***** STORED ROWS

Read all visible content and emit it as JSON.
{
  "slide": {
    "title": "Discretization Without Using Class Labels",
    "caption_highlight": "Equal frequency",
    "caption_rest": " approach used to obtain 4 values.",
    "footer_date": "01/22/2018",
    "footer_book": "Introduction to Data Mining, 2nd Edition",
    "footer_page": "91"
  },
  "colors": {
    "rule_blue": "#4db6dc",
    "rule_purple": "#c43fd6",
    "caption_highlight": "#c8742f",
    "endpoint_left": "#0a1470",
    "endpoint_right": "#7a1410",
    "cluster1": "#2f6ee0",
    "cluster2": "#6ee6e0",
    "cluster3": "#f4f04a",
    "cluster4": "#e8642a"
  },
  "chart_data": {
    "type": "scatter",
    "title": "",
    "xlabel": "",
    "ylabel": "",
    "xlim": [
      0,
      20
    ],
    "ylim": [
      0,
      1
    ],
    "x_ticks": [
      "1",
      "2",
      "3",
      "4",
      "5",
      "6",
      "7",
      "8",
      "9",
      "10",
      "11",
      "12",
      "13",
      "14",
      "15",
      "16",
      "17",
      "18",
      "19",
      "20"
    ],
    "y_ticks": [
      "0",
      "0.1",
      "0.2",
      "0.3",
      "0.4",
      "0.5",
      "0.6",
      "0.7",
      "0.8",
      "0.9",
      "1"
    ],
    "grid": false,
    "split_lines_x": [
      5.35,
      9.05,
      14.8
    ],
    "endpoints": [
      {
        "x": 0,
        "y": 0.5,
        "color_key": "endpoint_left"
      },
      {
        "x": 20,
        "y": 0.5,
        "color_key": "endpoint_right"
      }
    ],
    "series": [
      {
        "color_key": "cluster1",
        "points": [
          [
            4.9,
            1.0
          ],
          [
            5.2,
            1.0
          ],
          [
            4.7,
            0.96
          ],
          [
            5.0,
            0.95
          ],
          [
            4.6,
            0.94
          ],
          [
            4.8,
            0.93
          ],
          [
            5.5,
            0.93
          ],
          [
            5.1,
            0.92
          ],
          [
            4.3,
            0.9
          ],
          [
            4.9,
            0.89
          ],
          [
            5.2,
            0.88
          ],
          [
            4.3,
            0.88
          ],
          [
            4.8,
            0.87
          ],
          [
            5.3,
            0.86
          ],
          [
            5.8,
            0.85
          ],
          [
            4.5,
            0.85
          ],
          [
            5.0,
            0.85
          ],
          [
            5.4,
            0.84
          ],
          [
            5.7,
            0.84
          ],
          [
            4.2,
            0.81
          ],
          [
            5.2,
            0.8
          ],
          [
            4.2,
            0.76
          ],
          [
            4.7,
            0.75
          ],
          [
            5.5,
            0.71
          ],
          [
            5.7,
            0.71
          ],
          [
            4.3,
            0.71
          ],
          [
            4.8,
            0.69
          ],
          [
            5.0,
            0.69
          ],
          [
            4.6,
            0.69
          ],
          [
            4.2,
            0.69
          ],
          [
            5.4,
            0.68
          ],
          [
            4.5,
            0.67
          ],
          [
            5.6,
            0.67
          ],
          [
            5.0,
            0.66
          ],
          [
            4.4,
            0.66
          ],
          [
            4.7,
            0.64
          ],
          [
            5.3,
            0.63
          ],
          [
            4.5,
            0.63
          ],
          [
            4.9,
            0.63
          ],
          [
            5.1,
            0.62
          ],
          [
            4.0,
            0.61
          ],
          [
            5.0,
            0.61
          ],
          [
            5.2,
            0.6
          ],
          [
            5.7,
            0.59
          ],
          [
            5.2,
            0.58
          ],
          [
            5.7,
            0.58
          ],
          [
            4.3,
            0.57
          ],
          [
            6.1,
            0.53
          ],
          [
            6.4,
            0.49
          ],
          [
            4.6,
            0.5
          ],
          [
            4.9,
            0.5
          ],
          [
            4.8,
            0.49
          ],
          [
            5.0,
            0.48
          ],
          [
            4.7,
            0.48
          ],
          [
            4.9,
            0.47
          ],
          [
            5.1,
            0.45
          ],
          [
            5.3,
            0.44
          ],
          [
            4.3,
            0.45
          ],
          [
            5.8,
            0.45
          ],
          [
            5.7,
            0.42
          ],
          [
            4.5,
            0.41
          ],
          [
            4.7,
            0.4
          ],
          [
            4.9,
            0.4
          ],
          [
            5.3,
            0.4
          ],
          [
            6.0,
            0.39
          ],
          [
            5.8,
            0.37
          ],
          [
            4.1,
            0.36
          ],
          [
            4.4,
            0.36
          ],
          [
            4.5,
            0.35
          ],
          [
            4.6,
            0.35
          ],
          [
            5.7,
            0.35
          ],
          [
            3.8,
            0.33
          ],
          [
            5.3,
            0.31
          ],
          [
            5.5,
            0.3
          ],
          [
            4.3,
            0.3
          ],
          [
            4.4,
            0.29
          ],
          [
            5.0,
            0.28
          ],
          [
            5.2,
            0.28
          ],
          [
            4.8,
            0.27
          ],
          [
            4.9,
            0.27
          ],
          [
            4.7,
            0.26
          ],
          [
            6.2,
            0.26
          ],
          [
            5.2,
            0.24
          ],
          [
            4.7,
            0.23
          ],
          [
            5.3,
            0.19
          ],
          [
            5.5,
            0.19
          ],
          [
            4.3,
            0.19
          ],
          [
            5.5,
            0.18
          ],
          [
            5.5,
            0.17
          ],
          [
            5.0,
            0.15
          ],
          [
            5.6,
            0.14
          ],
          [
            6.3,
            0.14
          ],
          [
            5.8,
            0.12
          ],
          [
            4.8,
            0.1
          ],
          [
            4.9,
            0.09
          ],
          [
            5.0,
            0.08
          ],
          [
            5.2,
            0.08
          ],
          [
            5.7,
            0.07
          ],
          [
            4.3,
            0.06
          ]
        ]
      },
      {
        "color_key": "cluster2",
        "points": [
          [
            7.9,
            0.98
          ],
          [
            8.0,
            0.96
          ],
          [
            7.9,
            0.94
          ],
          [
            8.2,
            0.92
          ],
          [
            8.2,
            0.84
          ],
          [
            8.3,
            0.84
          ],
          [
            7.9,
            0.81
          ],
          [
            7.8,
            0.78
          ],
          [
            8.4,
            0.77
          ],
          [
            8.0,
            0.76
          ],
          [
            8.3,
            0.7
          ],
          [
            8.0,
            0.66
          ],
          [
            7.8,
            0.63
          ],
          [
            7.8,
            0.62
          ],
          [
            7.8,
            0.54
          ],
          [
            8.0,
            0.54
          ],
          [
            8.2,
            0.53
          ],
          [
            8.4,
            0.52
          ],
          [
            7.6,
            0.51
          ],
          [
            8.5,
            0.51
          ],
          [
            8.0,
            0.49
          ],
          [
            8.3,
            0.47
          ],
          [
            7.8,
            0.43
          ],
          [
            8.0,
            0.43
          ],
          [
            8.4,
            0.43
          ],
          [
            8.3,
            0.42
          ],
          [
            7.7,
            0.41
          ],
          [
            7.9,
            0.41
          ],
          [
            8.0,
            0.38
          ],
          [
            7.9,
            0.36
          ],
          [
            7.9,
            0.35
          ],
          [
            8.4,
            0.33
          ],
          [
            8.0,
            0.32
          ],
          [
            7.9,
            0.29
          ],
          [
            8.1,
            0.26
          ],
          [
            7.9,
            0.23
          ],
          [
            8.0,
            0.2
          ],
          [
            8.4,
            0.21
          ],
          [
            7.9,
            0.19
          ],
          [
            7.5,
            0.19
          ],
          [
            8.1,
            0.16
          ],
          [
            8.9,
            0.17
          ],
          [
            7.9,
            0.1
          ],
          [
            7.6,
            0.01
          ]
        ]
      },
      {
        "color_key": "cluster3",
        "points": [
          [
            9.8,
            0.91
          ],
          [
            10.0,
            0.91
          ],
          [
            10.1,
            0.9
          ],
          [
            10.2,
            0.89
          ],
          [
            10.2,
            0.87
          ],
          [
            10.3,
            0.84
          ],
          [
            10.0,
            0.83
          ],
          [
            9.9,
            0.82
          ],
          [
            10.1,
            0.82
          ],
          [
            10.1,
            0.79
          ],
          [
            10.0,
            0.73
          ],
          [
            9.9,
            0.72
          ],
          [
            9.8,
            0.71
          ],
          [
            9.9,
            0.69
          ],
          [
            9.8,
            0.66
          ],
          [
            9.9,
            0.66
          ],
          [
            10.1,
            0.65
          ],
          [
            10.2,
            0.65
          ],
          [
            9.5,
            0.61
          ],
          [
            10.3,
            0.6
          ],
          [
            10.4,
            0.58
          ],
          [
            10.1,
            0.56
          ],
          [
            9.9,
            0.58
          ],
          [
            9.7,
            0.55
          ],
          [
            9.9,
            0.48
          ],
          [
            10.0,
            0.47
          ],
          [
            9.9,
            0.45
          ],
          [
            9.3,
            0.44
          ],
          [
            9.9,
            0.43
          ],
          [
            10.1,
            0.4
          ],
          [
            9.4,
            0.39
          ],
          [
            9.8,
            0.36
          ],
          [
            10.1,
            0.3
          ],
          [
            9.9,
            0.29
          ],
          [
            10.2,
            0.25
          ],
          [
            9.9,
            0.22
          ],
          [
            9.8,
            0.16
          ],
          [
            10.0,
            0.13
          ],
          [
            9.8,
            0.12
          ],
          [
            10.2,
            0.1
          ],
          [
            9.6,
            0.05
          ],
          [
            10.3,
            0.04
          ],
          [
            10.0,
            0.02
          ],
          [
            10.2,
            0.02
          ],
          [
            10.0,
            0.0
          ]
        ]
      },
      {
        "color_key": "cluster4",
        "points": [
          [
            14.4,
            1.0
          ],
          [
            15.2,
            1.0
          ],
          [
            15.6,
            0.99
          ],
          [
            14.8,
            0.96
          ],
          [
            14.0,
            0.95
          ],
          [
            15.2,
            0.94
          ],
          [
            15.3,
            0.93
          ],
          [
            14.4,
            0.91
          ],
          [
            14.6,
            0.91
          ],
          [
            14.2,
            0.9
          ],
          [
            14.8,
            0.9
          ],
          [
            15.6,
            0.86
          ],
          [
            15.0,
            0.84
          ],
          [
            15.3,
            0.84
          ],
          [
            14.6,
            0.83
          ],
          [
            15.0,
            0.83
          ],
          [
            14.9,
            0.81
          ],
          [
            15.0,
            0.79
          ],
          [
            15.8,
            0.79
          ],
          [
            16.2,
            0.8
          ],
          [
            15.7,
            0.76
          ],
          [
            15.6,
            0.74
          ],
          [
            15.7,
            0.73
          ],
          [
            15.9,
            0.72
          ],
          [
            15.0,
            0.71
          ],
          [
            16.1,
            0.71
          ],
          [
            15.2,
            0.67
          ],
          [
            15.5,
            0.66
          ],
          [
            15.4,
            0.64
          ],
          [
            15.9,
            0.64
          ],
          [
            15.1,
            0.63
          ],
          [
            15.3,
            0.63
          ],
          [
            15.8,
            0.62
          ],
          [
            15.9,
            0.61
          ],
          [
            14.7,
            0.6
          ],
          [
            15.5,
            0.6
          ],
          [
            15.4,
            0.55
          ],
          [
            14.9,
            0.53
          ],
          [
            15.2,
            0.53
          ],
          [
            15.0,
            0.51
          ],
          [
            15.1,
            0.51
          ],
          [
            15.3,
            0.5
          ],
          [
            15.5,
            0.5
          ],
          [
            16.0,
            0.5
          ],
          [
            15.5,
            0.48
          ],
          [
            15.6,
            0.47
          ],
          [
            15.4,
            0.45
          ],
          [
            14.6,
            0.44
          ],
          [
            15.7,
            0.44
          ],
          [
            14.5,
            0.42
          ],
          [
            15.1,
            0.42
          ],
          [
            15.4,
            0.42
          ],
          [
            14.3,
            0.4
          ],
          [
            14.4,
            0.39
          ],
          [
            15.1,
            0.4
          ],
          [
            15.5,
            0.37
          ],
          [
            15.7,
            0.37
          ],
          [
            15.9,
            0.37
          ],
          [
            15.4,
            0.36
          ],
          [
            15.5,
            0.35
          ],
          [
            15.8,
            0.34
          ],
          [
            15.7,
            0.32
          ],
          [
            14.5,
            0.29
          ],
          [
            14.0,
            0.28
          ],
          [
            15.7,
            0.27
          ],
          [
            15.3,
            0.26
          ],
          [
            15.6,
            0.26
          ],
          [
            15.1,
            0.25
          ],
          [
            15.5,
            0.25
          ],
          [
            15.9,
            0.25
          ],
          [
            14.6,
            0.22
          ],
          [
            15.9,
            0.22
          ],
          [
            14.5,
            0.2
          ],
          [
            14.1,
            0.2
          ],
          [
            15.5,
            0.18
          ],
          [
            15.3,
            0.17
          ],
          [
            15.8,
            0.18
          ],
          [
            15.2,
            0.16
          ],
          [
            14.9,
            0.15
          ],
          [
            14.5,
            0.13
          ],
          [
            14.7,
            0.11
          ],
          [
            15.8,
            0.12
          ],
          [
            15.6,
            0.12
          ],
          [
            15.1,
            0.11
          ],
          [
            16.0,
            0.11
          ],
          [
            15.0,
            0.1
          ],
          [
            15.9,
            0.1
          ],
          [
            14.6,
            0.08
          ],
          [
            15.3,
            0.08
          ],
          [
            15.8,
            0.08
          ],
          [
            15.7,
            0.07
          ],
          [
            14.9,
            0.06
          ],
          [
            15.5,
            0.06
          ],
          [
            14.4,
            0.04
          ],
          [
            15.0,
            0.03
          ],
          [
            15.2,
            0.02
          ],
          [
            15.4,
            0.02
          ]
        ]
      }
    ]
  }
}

**********

WHAT TO WORK ON> Which lines contain "title"? Copy each of them out.

EXERCISE RESPONSE>
    "title": "Discretization Without Using Class Labels",
    "title": "",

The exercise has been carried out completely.